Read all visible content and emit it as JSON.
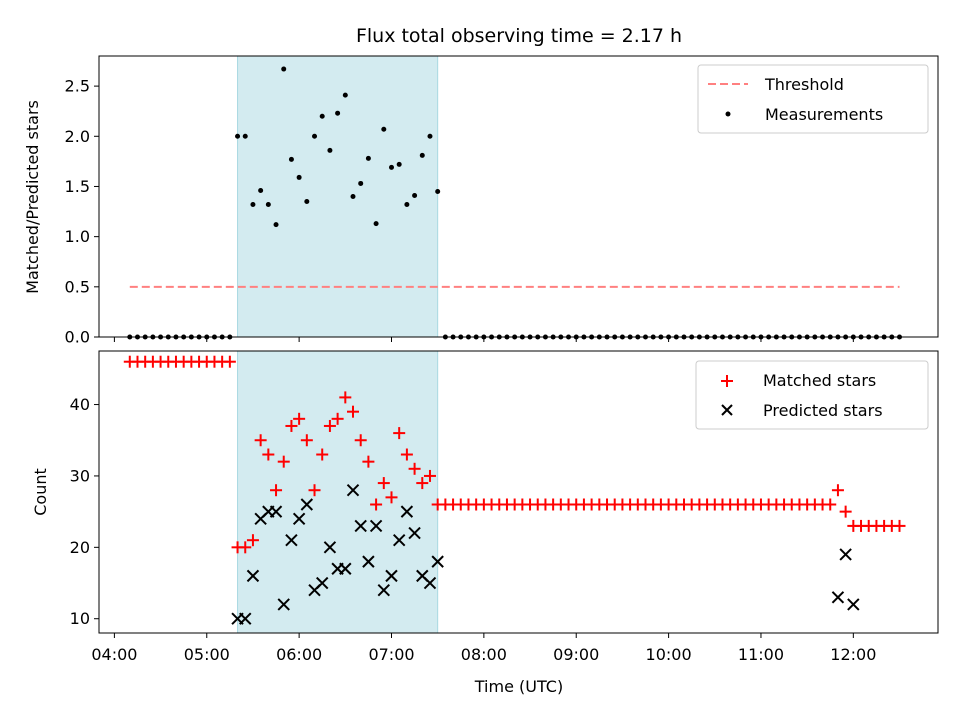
{
  "chart_data": [
    {
      "type": "scatter",
      "title": "Flux total observing time = 2.17 h",
      "xlabel": "",
      "ylabel": "Matched/Predicted stars",
      "ylim": [
        0,
        2.8
      ],
      "yticks": [
        "0.0",
        "0.5",
        "1.0",
        "1.5",
        "2.0",
        "2.5"
      ],
      "ytick_values": [
        0,
        0.5,
        1.0,
        1.5,
        2.0,
        2.5
      ],
      "shaded_region": {
        "x_start": "05:20",
        "x_end": "07:30",
        "color": "#d3ebf0"
      },
      "threshold": {
        "name": "Threshold",
        "value": 0.5,
        "x_start": "04:10",
        "x_end": "12:30",
        "color": "#ff8080"
      },
      "legend": {
        "position": "top-right",
        "entries": [
          "Threshold",
          "Measurements"
        ]
      },
      "series": [
        {
          "name": "Measurements",
          "x": [
            "04:10",
            "04:15",
            "04:20",
            "04:25",
            "04:30",
            "04:35",
            "04:40",
            "04:45",
            "04:50",
            "04:55",
            "05:00",
            "05:05",
            "05:10",
            "05:15",
            "05:20",
            "05:25",
            "05:30",
            "05:35",
            "05:40",
            "05:45",
            "05:50",
            "05:55",
            "06:00",
            "06:05",
            "06:10",
            "06:15",
            "06:20",
            "06:25",
            "06:30",
            "06:35",
            "06:40",
            "06:45",
            "06:50",
            "06:55",
            "07:00",
            "07:05",
            "07:10",
            "07:15",
            "07:20",
            "07:25",
            "07:30",
            "07:35",
            "07:40",
            "07:45",
            "07:50",
            "07:55",
            "08:00",
            "08:05",
            "08:10",
            "08:15",
            "08:20",
            "08:25",
            "08:30",
            "08:35",
            "08:40",
            "08:45",
            "08:50",
            "08:55",
            "09:00",
            "09:05",
            "09:10",
            "09:15",
            "09:20",
            "09:25",
            "09:30",
            "09:35",
            "09:40",
            "09:45",
            "09:50",
            "09:55",
            "10:00",
            "10:05",
            "10:10",
            "10:15",
            "10:20",
            "10:25",
            "10:30",
            "10:35",
            "10:40",
            "10:45",
            "10:50",
            "10:55",
            "11:00",
            "11:05",
            "11:10",
            "11:15",
            "11:20",
            "11:25",
            "11:30",
            "11:35",
            "11:40",
            "11:45",
            "11:50",
            "11:55",
            "12:00",
            "12:05",
            "12:10",
            "12:15",
            "12:20",
            "12:25",
            "12:30"
          ],
          "y": [
            0,
            0,
            0,
            0,
            0,
            0,
            0,
            0,
            0,
            0,
            0,
            0,
            0,
            0,
            2.0,
            2.0,
            1.32,
            1.46,
            1.32,
            1.12,
            2.67,
            1.77,
            1.59,
            1.35,
            2.0,
            2.2,
            1.86,
            2.23,
            2.41,
            1.4,
            1.53,
            1.78,
            1.13,
            2.07,
            1.69,
            1.72,
            1.32,
            1.41,
            1.81,
            2.0,
            1.45,
            0,
            0,
            0,
            0,
            0,
            0,
            0,
            0,
            0,
            0,
            0,
            0,
            0,
            0,
            0,
            0,
            0,
            0,
            0,
            0,
            0,
            0,
            0,
            0,
            0,
            0,
            0,
            0,
            0,
            0,
            0,
            0,
            0,
            0,
            0,
            0,
            0,
            0,
            0,
            0,
            0,
            0,
            0,
            0,
            0,
            0,
            0,
            0,
            0,
            0,
            0,
            0,
            0,
            0,
            0,
            0,
            0,
            0,
            0,
            0
          ],
          "color": "#000000"
        }
      ]
    },
    {
      "type": "scatter",
      "xlabel": "Time (UTC)",
      "ylabel": "Count",
      "ylim": [
        8,
        47.5
      ],
      "yticks": [
        "10",
        "20",
        "30",
        "40"
      ],
      "ytick_values": [
        10,
        20,
        30,
        40
      ],
      "xticks": [
        "04:00",
        "05:00",
        "06:00",
        "07:00",
        "08:00",
        "09:00",
        "10:00",
        "11:00",
        "12:00"
      ],
      "xlim": [
        "03:50",
        "12:55"
      ],
      "shaded_region": {
        "x_start": "05:20",
        "x_end": "07:30",
        "color": "#d3ebf0"
      },
      "legend": {
        "position": "top-right",
        "entries": [
          "Matched stars",
          "Predicted stars"
        ]
      },
      "series": [
        {
          "name": "Matched stars",
          "marker": "plus",
          "color": "#ff0000",
          "x": [
            "04:10",
            "04:15",
            "04:20",
            "04:25",
            "04:30",
            "04:35",
            "04:40",
            "04:45",
            "04:50",
            "04:55",
            "05:00",
            "05:05",
            "05:10",
            "05:15",
            "05:20",
            "05:25",
            "05:30",
            "05:35",
            "05:40",
            "05:45",
            "05:50",
            "05:55",
            "06:00",
            "06:05",
            "06:10",
            "06:15",
            "06:20",
            "06:25",
            "06:30",
            "06:35",
            "06:40",
            "06:45",
            "06:50",
            "06:55",
            "07:00",
            "07:05",
            "07:10",
            "07:15",
            "07:20",
            "07:25",
            "07:30",
            "07:35",
            "07:40",
            "07:45",
            "07:50",
            "07:55",
            "08:00",
            "08:05",
            "08:10",
            "08:15",
            "08:20",
            "08:25",
            "08:30",
            "08:35",
            "08:40",
            "08:45",
            "08:50",
            "08:55",
            "09:00",
            "09:05",
            "09:10",
            "09:15",
            "09:20",
            "09:25",
            "09:30",
            "09:35",
            "09:40",
            "09:45",
            "09:50",
            "09:55",
            "10:00",
            "10:05",
            "10:10",
            "10:15",
            "10:20",
            "10:25",
            "10:30",
            "10:35",
            "10:40",
            "10:45",
            "10:50",
            "10:55",
            "11:00",
            "11:05",
            "11:10",
            "11:15",
            "11:20",
            "11:25",
            "11:30",
            "11:35",
            "11:40",
            "11:45",
            "11:50",
            "11:55",
            "12:00",
            "12:05",
            "12:10",
            "12:15",
            "12:20",
            "12:25",
            "12:30"
          ],
          "y": [
            46,
            46,
            46,
            46,
            46,
            46,
            46,
            46,
            46,
            46,
            46,
            46,
            46,
            46,
            20,
            20,
            21,
            35,
            33,
            28,
            32,
            37,
            38,
            35,
            28,
            33,
            37,
            38,
            41,
            39,
            35,
            32,
            26,
            29,
            27,
            36,
            33,
            31,
            29,
            30,
            26,
            26,
            26,
            26,
            26,
            26,
            26,
            26,
            26,
            26,
            26,
            26,
            26,
            26,
            26,
            26,
            26,
            26,
            26,
            26,
            26,
            26,
            26,
            26,
            26,
            26,
            26,
            26,
            26,
            26,
            26,
            26,
            26,
            26,
            26,
            26,
            26,
            26,
            26,
            26,
            26,
            26,
            26,
            26,
            26,
            26,
            26,
            26,
            26,
            26,
            26,
            26,
            28,
            25,
            23,
            23,
            23,
            23,
            23,
            23,
            23
          ]
        },
        {
          "name": "Predicted stars",
          "marker": "x",
          "color": "#000000",
          "x": [
            "05:20",
            "05:25",
            "05:30",
            "05:35",
            "05:40",
            "05:45",
            "05:50",
            "05:55",
            "06:00",
            "06:05",
            "06:10",
            "06:15",
            "06:20",
            "06:25",
            "06:30",
            "06:35",
            "06:40",
            "06:45",
            "06:50",
            "06:55",
            "07:00",
            "07:05",
            "07:10",
            "07:15",
            "07:20",
            "07:25",
            "07:30",
            "11:50",
            "11:55",
            "12:00"
          ],
          "y": [
            10,
            10,
            16,
            24,
            25,
            25,
            12,
            21,
            24,
            26,
            14,
            15,
            20,
            17,
            17,
            28,
            23,
            18,
            23,
            14,
            16,
            21,
            25,
            22,
            16,
            15,
            18,
            13,
            19,
            12
          ]
        }
      ]
    }
  ]
}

REQUIREMENTS: Extract every line above containing the word "Matched".

SOLUTION FOR THIS TASK:
      "ylabel": "Matched/Predicted stars",
          "Matched stars",
          "name": "Matched stars",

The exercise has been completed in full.